_Stored records_
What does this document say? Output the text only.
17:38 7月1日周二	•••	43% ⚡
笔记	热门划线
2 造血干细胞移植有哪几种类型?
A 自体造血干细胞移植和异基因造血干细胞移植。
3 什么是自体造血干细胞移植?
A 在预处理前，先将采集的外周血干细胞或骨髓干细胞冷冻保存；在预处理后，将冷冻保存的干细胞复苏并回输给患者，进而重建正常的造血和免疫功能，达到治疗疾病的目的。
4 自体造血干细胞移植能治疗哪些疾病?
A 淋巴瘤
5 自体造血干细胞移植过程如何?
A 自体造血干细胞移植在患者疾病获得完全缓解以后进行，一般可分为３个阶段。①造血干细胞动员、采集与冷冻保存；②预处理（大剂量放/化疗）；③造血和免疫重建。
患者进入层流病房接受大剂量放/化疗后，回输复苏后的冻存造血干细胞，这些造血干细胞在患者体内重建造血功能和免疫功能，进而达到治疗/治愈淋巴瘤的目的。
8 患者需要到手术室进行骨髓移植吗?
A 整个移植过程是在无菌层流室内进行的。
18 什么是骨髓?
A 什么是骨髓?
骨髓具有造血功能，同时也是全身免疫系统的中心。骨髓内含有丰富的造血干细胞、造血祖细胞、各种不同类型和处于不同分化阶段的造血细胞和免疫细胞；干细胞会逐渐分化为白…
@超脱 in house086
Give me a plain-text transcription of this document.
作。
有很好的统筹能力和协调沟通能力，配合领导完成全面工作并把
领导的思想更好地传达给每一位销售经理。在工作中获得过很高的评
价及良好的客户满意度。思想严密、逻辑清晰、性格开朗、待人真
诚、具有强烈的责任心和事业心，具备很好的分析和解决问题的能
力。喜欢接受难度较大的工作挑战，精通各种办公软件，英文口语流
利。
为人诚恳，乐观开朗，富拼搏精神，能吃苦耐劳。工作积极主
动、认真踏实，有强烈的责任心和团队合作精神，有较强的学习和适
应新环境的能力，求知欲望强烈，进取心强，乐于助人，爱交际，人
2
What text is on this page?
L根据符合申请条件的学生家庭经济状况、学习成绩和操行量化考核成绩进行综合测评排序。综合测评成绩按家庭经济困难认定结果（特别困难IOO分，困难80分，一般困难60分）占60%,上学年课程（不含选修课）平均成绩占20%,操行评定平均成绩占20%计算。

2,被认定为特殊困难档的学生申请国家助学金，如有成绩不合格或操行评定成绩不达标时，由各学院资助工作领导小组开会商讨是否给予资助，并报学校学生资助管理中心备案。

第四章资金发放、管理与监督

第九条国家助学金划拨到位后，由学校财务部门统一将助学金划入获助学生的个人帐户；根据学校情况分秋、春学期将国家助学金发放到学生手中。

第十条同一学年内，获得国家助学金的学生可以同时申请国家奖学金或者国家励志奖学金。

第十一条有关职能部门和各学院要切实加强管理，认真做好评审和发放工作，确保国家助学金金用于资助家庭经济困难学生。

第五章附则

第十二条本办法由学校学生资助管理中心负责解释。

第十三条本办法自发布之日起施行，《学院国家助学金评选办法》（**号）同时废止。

_Goal of the exercise_
Print again each line of the listing above, exactly as it appears.

_Solution for this exercise_
What does this document say? Output the text only.
17:38 7月1日周二	•••	43% ⚡
笔记	热门划线
2 造血干细胞移植有哪几种类型?
A 自体造血干细胞移植和异基因造血干细胞移植。
3 什么是自体造血干细胞移植?
A 在预处理前，先将采集的外周血干细胞或骨髓干细胞冷冻保存；在预处理后，将冷冻保存的干细胞复苏并回输给患者，进而重建正常的造血和免疫功能，达到治疗疾病的目的。
4 自体造血干细胞移植能治疗哪些疾病?
A 淋巴瘤
5 自体造血干细胞移植过程如何?
A 自体造血干细胞移植在患者疾病获得完全缓解以后进行，一般可分为３个阶段。①造血干细胞动员、采集与冷冻保存；②预处理（大剂量放/化疗）；③造血和免疫重建。
患者进入层流病房接受大剂量放/化疗后，回输复苏后的冻存造血干细胞，这些造血干细胞在患者体内重建造血功能和免疫功能，进而达到治疗/治愈淋巴瘤的目的。
8 患者需要到手术室进行骨髓移植吗?
A 整个移植过程是在无菌层流室内进行的。
18 什么是骨髓?
A 什么是骨髓?
骨髓具有造血功能，同时也是全身免疫系统的中心。骨髓内含有丰富的造血干细胞、造血祖细胞、各种不同类型和处于不同分化阶段的造血细胞和免疫细胞；干细胞会逐渐分化为白…
@超脱 in house086
Give me a plain-text transcription of this document.
作。
有很好的统筹能力和协调沟通能力，配合领导完成全面工作并把
领导的思想更好地传达给每一位销售经理。在工作中获得过很高的评
价及良好的客户满意度。思想严密、逻辑清晰、性格开朗、待人真
诚、具有强烈的责任心和事业心，具备很好的分析和解决问题的能
力。喜欢接受难度较大的工作挑战，精通各种办公软件，英文口语流
利。
为人诚恳，乐观开朗，富拼搏精神，能吃苦耐劳。工作积极主
动、认真踏实，有强烈的责任心和团队合作精神，有较强的学习和适
应新环境的能力，求知欲望强烈，进取心强，乐于助人，爱交际，人
2
What text is on this page?
L根据符合申请条件的学生家庭经济状况、学习成绩和操行量化考核成绩进行综合测评排序。综合测评成绩按家庭经济困难认定结果（特别困难IOO分，困难80分，一般困难60分）占60%,上学年课程（不含选修课）平均成绩占20%,操行评定平均成绩占20%计算。

2,被认定为特殊困难档的学生申请国家助学金，如有成绩不合格或操行评定成绩不达标时，由各学院资助工作领导小组开会商讨是否给予资助，并报学校学生资助管理中心备案。

第四章资金发放、管理与监督

第九条国家助学金划拨到位后，由学校财务部门统一将助学金划入获助学生的个人帐户；根据学校情况分秋、春学期将国家助学金发放到学生手中。

第十条同一学年内，获得国家助学金的学生可以同时申请国家奖学金或者国家励志奖学金。

第十一条有关职能部门和各学院要切实加强管理，认真做好评审和发放工作，确保国家助学金金用于资助家庭经济困难学生。

第五章附则

第十二条本办法由学校学生资助管理中心负责解释。

第十三条本办法自发布之日起施行，《学院国家助学金评选办法》（**号）同时废止。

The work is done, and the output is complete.